→ **Problem description**: Write the material out again in full, word for word. Do not include the pictures.

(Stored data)
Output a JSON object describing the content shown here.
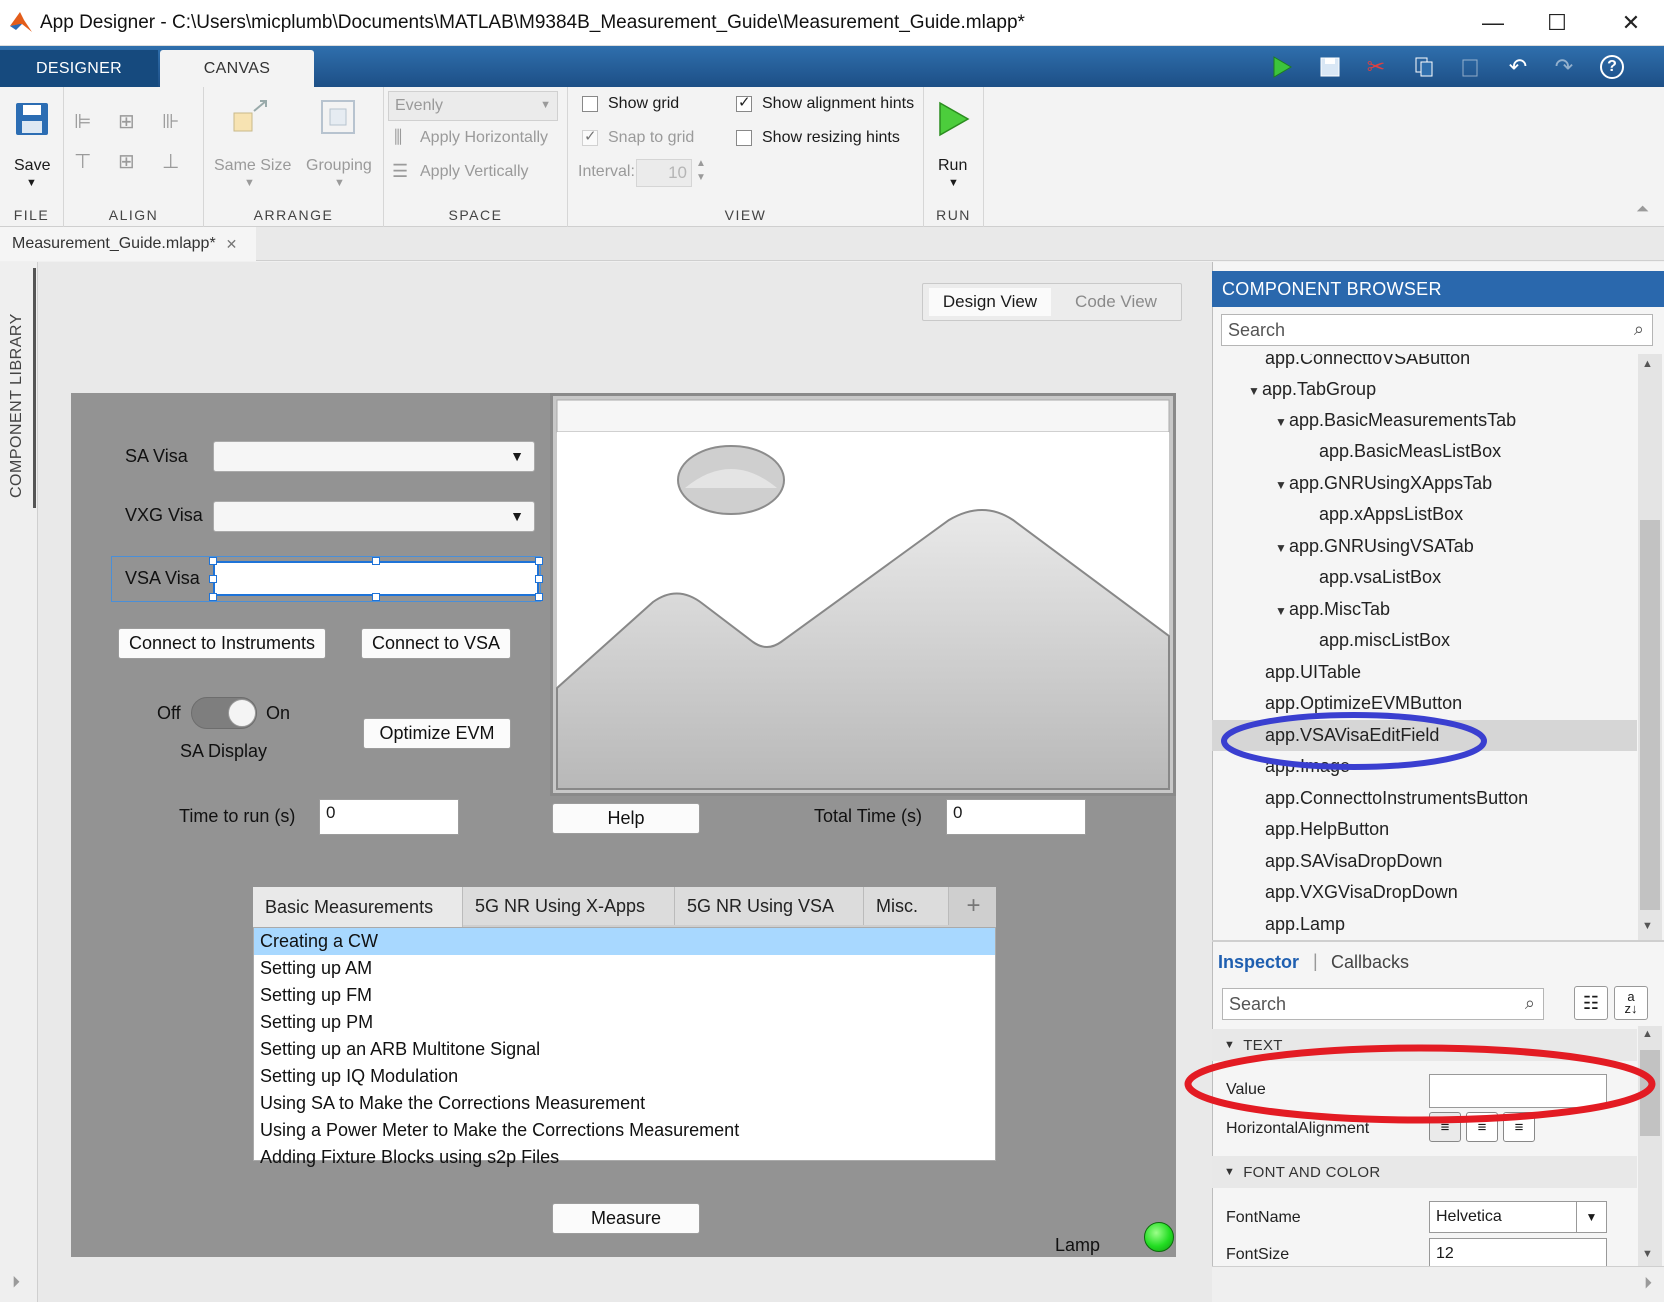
{
  "window": {
    "title": "App Designer - C:\\Users\\micplumb\\Documents\\MATLAB\\M9384B_Measurement_Guide\\Measurement_Guide.mlapp*",
    "minimize": "—",
    "maximize": "☐",
    "close": "✕"
  },
  "ribbon_tabs": [
    "DESIGNER",
    "CANVAS"
  ],
  "ribbon": {
    "file": {
      "title": "FILE",
      "save": "Save"
    },
    "align": {
      "title": "ALIGN"
    },
    "arrange": {
      "title": "ARRANGE",
      "same_size": "Same Size",
      "grouping": "Grouping"
    },
    "space": {
      "title": "SPACE",
      "select_value": "Evenly",
      "apply_h": "Apply Horizontally",
      "apply_v": "Apply Vertically"
    },
    "view": {
      "title": "VIEW",
      "show_grid": "Show grid",
      "snap_to_grid": "Snap to grid",
      "interval_label": "Interval:",
      "interval_value": "10",
      "show_alignment_hints": "Show alignment hints",
      "show_resizing_hints": "Show resizing hints",
      "show_grid_checked": false,
      "snap_checked": true,
      "alignment_checked": true,
      "resizing_checked": false
    },
    "run": {
      "title": "RUN",
      "run": "Run"
    }
  },
  "document_tab": {
    "label": "Measurement_Guide.mlapp*",
    "close": "✕"
  },
  "left_panel": {
    "label": "COMPONENT LIBRARY"
  },
  "view_toggle": {
    "design": "Design View",
    "code": "Code View"
  },
  "app": {
    "sa_visa_label": "SA Visa",
    "vxg_visa_label": "VXG Visa",
    "vsa_visa_label": "VSA Visa",
    "connect_instruments": "Connect to Instruments",
    "connect_vsa": "Connect to VSA",
    "switch_off": "Off",
    "switch_on": "On",
    "sa_display": "SA Display",
    "optimize_evm": "Optimize EVM",
    "time_to_run_label": "Time to run (s)",
    "time_to_run_value": "0",
    "help": "Help",
    "total_time_label": "Total Time (s)",
    "total_time_value": "0",
    "tabs": [
      "Basic Measurements",
      "5G NR Using X-Apps",
      "5G NR Using VSA",
      "Misc."
    ],
    "add_tab": "+",
    "list_items": [
      "Creating a CW",
      "Setting up AM",
      "Setting up FM",
      "Setting up PM",
      "Setting up an ARB Multitone Signal",
      "Setting up IQ Modulation",
      "Using SA to Make the Corrections Measurement",
      "Using a Power Meter to Make the Corrections Measurement",
      "Adding Fixture Blocks using s2p Files"
    ],
    "measure": "Measure",
    "lamp_label": "Lamp",
    "lamp_color": "#22dd22"
  },
  "component_browser": {
    "title": "COMPONENT BROWSER",
    "search_placeholder": "Search",
    "items": [
      "app.ConnecttoVSAButton",
      "app.TabGroup",
      "app.BasicMeasurementsTab",
      "app.BasicMeasListBox",
      "app.GNRUsingXAppsTab",
      "app.xAppsListBox",
      "app.GNRUsingVSATab",
      "app.vsaListBox",
      "app.MiscTab",
      "app.miscListBox",
      "app.UITable",
      "app.OptimizeEVMButton",
      "app.VSAVisaEditField",
      "app.Image",
      "app.ConnecttoInstrumentsButton",
      "app.HelpButton",
      "app.SAVisaDropDown",
      "app.VXGVisaDropDown",
      "app.Lamp"
    ],
    "selected": "app.VSAVisaEditField"
  },
  "inspector": {
    "tab_inspector": "Inspector",
    "tab_callbacks": "Callbacks",
    "search_placeholder": "Search",
    "section_text": "TEXT",
    "value_label": "Value",
    "value": "",
    "halign_label": "HorizontalAlignment",
    "section_font": "FONT AND COLOR",
    "fontname_label": "FontName",
    "fontname_value": "Helvetica",
    "fontsize_label": "FontSize",
    "fontsize_value": "12"
  },
  "colors": {
    "accent": "#2a68ad",
    "highlight_blue": "#3a3fd0",
    "highlight_red": "#e31b23",
    "list_selection": "#a8d8ff"
  }
}
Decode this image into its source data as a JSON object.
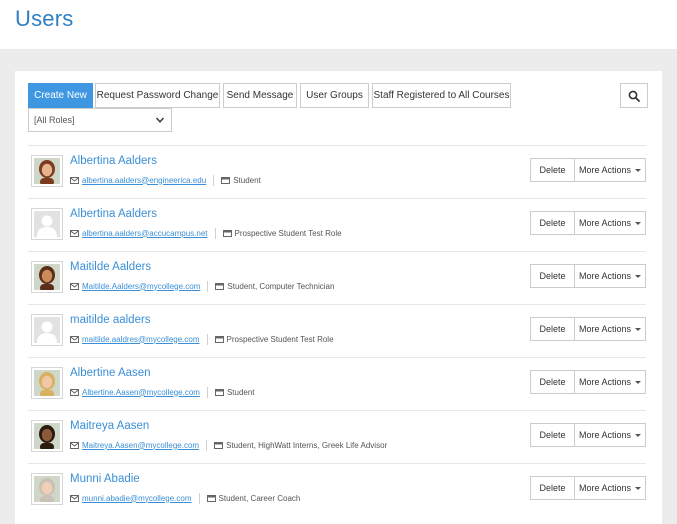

→ **Problem solution**:
Output a JSON object describing the content shown here.
{
  "window": {
    "title": "App Designer - C:\\Users\\micplumb\\Documents\\MATLAB\\M9384B_Measurement_Guide\\Measurement_Guide.mlapp*",
    "minimize": "—",
    "maximize": "☐",
    "close": "✕"
  },
  "ribbon_tabs": [
    "DESIGNER",
    "CANVAS"
  ],
  "ribbon": {
    "file": {
      "title": "FILE",
      "save": "Save"
    },
    "align": {
      "title": "ALIGN"
    },
    "arrange": {
      "title": "ARRANGE",
      "same_size": "Same Size",
      "grouping": "Grouping"
    },
    "space": {
      "title": "SPACE",
      "select_value": "Evenly",
      "apply_h": "Apply Horizontally",
      "apply_v": "Apply Vertically"
    },
    "view": {
      "title": "VIEW",
      "show_grid": "Show grid",
      "snap_to_grid": "Snap to grid",
      "interval_label": "Interval:",
      "interval_value": "10",
      "show_alignment_hints": "Show alignment hints",
      "show_resizing_hints": "Show resizing hints",
      "show_grid_checked": false,
      "snap_checked": true,
      "alignment_checked": true,
      "resizing_checked": false
    },
    "run": {
      "title": "RUN",
      "run": "Run"
    }
  },
  "document_tab": {
    "label": "Measurement_Guide.mlapp*",
    "close": "✕"
  },
  "left_panel": {
    "label": "COMPONENT LIBRARY"
  },
  "view_toggle": {
    "design": "Design View",
    "code": "Code View"
  },
  "app": {
    "sa_visa_label": "SA Visa",
    "vxg_visa_label": "VXG Visa",
    "vsa_visa_label": "VSA Visa",
    "connect_instruments": "Connect to Instruments",
    "connect_vsa": "Connect to VSA",
    "switch_off": "Off",
    "switch_on": "On",
    "sa_display": "SA Display",
    "optimize_evm": "Optimize EVM",
    "time_to_run_label": "Time to run (s)",
    "time_to_run_value": "0",
    "help": "Help",
    "total_time_label": "Total Time (s)",
    "total_time_value": "0",
    "tabs": [
      "Basic Measurements",
      "5G NR Using X-Apps",
      "5G NR Using VSA",
      "Misc."
    ],
    "add_tab": "+",
    "list_items": [
      "Creating a CW",
      "Setting up AM",
      "Setting up FM",
      "Setting up PM",
      "Setting up an ARB Multitone Signal",
      "Setting up IQ Modulation",
      "Using SA to Make the Corrections Measurement",
      "Using a Power Meter to Make the Corrections Measurement",
      "Adding Fixture Blocks using s2p Files"
    ],
    "measure": "Measure",
    "lamp_label": "Lamp",
    "lamp_color": "#22dd22"
  },
  "component_browser": {
    "title": "COMPONENT BROWSER",
    "search_placeholder": "Search",
    "items": [
      "app.ConnecttoVSAButton",
      "app.TabGroup",
      "app.BasicMeasurementsTab",
      "app.BasicMeasListBox",
      "app.GNRUsingXAppsTab",
      "app.xAppsListBox",
      "app.GNRUsingVSATab",
      "app.vsaListBox",
      "app.MiscTab",
      "app.miscListBox",
      "app.UITable",
      "app.OptimizeEVMButton",
      "app.VSAVisaEditField",
      "app.Image",
      "app.ConnecttoInstrumentsButton",
      "app.HelpButton",
      "app.SAVisaDropDown",
      "app.VXGVisaDropDown",
      "app.Lamp"
    ],
    "selected": "app.VSAVisaEditField"
  },
  "inspector": {
    "tab_inspector": "Inspector",
    "tab_callbacks": "Callbacks",
    "search_placeholder": "Search",
    "section_text": "TEXT",
    "value_label": "Value",
    "value": "",
    "halign_label": "HorizontalAlignment",
    "section_font": "FONT AND COLOR",
    "fontname_label": "FontName",
    "fontname_value": "Helvetica",
    "fontsize_label": "FontSize",
    "fontsize_value": "12"
  },
  "colors": {
    "accent": "#2a68ad",
    "highlight_blue": "#3a3fd0",
    "highlight_red": "#e31b23",
    "list_selection": "#a8d8ff"
  }
}
Decode this image into its source data as a JSON object.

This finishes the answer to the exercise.